**Task goal**
Check every line for the word "Islands" and give the number of lines where it occurs, nothing else.

Data records:
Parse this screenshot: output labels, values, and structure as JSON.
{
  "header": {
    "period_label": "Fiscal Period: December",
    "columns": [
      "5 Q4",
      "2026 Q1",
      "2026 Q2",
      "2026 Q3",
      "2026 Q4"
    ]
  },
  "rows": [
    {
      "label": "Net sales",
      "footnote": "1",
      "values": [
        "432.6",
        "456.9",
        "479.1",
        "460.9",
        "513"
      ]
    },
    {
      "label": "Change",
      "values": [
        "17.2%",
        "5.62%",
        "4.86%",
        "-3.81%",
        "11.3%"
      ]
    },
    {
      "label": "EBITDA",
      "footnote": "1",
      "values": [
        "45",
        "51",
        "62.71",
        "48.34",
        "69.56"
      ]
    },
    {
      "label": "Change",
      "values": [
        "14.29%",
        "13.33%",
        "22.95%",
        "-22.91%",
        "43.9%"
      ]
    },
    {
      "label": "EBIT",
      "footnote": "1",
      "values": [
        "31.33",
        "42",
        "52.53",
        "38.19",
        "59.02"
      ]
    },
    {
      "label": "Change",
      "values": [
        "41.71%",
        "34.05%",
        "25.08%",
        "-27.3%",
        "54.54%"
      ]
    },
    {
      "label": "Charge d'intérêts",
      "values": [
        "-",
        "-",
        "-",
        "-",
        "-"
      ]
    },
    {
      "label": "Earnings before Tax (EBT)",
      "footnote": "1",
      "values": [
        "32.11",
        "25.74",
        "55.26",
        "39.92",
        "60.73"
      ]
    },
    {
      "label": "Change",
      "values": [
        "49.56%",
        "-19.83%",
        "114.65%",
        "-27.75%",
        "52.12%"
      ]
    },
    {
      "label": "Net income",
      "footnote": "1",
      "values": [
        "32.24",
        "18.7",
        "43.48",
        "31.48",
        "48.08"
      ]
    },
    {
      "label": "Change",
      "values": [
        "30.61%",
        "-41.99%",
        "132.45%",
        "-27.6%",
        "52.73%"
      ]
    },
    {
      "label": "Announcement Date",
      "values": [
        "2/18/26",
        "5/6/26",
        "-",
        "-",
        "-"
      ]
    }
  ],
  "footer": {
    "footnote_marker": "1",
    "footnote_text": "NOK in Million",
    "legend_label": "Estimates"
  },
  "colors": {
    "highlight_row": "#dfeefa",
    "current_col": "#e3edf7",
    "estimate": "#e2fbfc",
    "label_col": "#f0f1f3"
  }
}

==

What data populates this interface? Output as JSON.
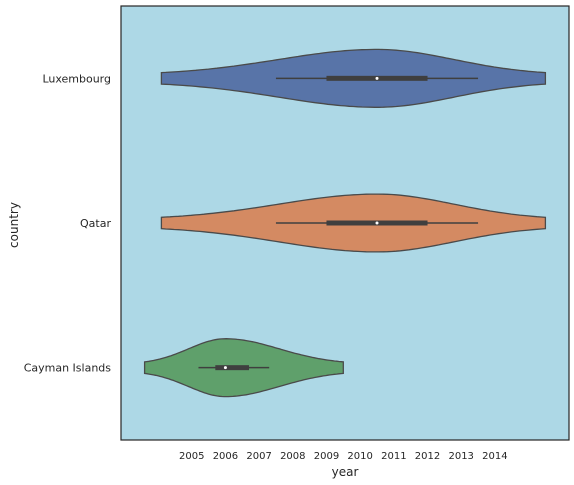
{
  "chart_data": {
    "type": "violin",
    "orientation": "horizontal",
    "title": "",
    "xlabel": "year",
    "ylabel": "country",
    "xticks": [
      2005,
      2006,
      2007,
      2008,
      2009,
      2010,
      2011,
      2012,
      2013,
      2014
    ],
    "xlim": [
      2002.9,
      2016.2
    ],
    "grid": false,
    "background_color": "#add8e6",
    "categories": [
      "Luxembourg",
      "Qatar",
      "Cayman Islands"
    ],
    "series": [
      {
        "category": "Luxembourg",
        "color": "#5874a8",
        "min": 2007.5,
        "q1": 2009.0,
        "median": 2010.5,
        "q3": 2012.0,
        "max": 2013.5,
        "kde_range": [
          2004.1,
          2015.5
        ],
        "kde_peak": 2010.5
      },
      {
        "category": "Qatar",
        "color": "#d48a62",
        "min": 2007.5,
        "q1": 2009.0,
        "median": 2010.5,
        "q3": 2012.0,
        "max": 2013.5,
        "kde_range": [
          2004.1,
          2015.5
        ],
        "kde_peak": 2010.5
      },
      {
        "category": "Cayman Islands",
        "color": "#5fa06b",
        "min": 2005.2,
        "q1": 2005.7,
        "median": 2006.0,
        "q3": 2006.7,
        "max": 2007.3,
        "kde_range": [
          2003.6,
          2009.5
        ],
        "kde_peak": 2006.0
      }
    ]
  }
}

**Task output**
2